**Request:** Read the records below and copy each line that contains "vardır".

____ Material provided

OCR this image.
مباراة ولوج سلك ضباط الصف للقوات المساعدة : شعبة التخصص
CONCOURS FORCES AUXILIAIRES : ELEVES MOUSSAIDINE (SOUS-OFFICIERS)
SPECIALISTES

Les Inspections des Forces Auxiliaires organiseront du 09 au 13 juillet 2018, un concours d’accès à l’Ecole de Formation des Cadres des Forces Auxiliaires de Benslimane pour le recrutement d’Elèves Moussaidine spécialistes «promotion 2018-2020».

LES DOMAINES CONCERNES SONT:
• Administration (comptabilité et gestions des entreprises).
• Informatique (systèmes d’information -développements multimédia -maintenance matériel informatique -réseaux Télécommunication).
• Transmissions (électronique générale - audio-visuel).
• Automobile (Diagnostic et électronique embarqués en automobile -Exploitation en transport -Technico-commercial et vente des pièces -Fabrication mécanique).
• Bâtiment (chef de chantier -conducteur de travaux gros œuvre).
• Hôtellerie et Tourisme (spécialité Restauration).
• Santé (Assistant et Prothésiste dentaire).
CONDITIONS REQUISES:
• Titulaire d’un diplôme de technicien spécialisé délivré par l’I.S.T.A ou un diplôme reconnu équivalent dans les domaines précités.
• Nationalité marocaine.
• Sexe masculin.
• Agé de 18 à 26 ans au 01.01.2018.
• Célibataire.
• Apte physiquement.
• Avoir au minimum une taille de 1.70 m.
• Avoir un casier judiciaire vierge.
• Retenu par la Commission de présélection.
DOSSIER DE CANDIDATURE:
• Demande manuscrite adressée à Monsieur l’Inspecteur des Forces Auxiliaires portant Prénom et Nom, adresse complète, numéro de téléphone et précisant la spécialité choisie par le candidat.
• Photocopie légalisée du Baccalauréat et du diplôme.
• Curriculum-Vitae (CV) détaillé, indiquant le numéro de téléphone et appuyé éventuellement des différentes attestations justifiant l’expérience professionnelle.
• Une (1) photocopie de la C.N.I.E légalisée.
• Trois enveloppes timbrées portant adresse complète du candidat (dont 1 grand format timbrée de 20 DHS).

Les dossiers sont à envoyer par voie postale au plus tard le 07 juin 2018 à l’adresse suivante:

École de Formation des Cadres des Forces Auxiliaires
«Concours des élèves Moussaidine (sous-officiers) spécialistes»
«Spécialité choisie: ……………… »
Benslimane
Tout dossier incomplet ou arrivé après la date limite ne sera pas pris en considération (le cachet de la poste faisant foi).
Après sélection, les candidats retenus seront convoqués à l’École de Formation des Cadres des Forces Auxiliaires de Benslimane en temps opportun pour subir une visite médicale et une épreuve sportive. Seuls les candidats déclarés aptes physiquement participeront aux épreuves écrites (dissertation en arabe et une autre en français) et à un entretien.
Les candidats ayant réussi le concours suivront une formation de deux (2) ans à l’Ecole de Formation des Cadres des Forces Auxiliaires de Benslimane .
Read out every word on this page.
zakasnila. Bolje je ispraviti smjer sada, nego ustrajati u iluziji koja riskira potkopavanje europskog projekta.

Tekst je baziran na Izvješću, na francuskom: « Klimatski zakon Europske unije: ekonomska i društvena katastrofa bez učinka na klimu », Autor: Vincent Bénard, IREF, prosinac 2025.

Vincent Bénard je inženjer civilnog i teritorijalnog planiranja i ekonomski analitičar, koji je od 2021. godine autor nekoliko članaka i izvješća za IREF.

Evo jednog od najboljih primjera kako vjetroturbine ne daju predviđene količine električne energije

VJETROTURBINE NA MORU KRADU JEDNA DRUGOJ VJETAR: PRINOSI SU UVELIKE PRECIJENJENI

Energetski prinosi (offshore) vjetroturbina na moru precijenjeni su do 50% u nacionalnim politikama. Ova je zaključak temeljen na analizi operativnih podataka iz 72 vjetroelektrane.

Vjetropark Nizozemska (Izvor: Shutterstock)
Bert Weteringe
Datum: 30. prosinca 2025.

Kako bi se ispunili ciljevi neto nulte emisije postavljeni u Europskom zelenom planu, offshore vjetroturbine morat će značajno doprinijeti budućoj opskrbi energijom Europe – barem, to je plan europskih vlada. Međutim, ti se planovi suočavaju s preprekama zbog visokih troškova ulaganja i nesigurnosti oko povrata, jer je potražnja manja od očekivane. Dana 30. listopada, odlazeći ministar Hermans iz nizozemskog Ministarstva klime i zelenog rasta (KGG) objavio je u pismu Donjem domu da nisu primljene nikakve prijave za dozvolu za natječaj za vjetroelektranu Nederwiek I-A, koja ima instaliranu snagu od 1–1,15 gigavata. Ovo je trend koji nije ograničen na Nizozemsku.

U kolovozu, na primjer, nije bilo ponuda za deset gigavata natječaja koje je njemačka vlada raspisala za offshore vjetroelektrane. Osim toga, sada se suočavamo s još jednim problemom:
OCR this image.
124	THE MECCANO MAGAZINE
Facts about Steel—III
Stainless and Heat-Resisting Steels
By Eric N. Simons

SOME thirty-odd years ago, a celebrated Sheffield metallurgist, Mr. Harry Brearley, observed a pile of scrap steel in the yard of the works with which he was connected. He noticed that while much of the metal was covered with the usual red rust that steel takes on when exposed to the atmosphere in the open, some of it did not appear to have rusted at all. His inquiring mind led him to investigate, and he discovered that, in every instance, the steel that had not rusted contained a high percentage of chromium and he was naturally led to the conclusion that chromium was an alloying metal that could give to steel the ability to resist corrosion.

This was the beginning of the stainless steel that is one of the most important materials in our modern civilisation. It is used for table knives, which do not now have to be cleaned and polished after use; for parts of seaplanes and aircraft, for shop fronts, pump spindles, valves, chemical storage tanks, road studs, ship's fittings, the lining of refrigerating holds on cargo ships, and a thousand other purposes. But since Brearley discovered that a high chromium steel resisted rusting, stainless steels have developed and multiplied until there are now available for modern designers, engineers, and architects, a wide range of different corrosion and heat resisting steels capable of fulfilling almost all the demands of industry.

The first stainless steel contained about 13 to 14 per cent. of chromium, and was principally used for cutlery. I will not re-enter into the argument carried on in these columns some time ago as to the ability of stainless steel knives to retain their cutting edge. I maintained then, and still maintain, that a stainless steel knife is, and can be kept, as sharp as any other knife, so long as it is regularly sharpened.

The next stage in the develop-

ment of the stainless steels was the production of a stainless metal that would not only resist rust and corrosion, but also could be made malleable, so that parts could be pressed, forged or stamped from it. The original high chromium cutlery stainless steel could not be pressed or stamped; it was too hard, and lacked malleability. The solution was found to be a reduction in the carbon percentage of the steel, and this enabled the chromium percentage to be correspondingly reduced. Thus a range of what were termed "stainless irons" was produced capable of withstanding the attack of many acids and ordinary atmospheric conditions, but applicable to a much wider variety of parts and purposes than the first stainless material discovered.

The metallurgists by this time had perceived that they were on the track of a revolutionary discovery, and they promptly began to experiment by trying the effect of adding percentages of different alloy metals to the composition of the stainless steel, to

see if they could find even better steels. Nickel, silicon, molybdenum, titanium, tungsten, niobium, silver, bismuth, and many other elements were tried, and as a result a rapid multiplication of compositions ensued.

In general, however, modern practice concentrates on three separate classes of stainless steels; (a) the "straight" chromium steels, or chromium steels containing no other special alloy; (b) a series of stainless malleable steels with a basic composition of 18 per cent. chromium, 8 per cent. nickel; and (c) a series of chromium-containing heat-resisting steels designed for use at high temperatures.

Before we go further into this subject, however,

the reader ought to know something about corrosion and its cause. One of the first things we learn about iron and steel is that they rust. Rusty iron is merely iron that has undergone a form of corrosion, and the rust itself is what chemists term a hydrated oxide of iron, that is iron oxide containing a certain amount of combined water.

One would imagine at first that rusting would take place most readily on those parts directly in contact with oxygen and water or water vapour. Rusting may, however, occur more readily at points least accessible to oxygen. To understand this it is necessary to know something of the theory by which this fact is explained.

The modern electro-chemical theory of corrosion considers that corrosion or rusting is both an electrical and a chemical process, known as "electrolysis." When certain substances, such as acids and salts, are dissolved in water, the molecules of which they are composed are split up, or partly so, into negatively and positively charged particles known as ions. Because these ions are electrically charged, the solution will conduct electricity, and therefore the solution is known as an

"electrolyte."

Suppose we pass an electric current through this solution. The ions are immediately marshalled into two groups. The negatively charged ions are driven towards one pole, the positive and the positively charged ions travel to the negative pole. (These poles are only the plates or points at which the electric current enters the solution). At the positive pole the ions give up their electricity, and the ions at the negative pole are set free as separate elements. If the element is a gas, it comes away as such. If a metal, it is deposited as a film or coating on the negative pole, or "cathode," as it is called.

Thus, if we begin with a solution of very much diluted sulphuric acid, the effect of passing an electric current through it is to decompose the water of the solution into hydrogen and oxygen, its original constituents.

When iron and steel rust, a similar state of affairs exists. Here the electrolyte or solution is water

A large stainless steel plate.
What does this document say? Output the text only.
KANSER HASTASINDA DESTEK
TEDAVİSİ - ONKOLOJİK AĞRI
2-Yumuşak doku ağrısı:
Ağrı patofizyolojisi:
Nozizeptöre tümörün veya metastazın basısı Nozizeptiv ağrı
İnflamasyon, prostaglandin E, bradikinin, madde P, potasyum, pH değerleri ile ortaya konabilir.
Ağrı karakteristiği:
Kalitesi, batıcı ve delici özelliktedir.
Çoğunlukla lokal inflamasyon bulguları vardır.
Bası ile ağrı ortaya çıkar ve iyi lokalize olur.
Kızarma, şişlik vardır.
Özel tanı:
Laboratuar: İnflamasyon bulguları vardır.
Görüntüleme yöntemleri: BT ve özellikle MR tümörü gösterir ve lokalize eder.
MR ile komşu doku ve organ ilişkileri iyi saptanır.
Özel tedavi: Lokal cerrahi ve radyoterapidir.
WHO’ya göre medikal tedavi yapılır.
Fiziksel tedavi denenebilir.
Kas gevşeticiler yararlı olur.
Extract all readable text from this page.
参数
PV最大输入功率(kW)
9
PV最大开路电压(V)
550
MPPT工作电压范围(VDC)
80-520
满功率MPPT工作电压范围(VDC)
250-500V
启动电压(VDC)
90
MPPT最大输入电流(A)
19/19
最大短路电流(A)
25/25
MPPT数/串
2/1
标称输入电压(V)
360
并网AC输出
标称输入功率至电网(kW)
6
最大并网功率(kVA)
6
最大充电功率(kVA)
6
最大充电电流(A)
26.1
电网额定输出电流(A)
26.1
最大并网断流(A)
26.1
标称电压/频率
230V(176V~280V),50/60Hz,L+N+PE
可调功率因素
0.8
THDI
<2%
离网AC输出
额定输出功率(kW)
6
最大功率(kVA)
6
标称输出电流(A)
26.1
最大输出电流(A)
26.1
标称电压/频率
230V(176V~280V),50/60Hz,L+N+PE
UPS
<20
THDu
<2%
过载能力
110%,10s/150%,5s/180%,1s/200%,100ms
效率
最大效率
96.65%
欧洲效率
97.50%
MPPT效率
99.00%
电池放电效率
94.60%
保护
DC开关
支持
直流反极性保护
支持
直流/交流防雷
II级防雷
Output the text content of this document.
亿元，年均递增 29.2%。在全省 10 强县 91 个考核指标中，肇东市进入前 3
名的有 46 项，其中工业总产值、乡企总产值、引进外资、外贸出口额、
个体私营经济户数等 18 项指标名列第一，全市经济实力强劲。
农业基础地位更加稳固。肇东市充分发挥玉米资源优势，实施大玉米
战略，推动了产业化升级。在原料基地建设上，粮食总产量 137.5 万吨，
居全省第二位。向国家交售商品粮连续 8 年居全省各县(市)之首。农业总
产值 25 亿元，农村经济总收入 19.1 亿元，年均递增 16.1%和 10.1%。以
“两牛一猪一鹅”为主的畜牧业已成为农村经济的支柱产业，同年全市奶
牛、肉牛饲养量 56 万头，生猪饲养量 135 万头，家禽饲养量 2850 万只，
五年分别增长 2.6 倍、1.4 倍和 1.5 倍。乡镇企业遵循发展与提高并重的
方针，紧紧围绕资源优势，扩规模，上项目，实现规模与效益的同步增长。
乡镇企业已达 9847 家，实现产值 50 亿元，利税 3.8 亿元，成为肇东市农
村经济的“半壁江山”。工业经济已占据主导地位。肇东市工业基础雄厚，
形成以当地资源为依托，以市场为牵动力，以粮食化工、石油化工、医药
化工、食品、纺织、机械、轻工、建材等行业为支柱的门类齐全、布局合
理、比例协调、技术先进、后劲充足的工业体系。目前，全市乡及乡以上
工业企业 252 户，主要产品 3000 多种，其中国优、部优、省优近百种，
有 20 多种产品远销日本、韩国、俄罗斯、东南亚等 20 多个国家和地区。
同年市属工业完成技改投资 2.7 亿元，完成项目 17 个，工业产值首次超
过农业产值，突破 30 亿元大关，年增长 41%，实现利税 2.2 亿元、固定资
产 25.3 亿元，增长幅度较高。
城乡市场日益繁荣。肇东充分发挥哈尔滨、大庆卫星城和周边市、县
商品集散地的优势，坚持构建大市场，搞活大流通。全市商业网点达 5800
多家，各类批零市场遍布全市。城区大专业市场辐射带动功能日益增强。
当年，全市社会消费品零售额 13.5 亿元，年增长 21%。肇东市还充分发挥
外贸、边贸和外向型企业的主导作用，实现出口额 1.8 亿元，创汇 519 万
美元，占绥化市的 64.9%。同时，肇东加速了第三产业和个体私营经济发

________

**Complete response:**
Çoğunlukla lokal inflamasyon bulguları vardır.
Kızarma, şişlik vardır.
Laboratuar: İnflamasyon bulguları vardır.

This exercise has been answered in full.